_Data listing_
-- START --

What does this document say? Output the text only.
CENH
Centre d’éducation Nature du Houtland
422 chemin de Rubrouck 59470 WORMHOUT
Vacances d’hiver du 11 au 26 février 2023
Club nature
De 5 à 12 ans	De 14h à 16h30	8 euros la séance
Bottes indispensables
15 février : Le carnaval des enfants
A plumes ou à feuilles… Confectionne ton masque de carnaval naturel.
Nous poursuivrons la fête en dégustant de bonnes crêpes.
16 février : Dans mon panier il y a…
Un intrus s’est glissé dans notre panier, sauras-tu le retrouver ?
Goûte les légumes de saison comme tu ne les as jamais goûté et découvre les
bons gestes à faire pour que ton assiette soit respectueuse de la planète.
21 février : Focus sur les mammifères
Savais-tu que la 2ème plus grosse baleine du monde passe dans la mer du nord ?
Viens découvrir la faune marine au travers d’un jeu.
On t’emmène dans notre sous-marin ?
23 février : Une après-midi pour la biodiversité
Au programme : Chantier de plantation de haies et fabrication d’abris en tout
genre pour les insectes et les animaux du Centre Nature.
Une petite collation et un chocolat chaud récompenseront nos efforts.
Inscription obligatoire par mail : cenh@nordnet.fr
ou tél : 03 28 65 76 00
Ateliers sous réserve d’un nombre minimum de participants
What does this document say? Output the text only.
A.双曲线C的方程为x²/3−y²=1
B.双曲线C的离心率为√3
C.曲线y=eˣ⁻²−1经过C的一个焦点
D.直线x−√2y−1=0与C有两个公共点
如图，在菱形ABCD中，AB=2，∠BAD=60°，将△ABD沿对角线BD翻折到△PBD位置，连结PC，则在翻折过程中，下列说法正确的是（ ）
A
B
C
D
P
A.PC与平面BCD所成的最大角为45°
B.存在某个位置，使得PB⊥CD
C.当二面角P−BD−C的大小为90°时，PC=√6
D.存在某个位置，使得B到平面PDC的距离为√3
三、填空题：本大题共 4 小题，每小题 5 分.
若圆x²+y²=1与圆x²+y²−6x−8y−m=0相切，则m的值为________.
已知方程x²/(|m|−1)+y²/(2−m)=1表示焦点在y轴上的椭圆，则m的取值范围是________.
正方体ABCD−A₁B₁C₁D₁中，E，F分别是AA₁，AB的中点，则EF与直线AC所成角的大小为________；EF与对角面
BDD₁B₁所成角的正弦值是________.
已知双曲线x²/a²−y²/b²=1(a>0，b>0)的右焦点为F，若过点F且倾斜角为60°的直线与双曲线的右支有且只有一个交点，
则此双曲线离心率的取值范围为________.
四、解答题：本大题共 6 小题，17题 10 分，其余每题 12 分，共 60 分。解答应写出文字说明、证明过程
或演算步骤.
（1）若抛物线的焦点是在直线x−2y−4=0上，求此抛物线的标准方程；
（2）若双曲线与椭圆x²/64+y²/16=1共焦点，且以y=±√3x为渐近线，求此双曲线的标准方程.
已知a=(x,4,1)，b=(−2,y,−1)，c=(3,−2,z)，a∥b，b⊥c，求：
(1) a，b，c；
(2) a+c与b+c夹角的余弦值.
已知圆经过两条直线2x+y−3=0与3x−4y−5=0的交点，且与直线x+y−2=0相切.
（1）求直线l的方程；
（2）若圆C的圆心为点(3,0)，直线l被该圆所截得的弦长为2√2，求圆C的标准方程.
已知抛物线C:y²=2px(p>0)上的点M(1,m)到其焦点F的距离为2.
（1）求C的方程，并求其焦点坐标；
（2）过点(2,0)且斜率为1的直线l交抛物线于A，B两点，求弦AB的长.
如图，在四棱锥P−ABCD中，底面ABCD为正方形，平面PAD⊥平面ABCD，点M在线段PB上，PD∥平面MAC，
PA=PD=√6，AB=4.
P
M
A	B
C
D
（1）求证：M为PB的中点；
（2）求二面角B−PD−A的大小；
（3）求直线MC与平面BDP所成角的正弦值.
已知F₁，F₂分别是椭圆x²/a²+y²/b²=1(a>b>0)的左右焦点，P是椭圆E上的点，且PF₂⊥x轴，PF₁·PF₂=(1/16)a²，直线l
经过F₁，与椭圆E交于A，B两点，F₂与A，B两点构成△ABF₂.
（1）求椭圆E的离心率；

-- END --

Extract each line holding the string "存在某个位置".

B.存在某个位置，使得PB⊥CD
D.存在某个位置，使得B到平面PDC的距离为√3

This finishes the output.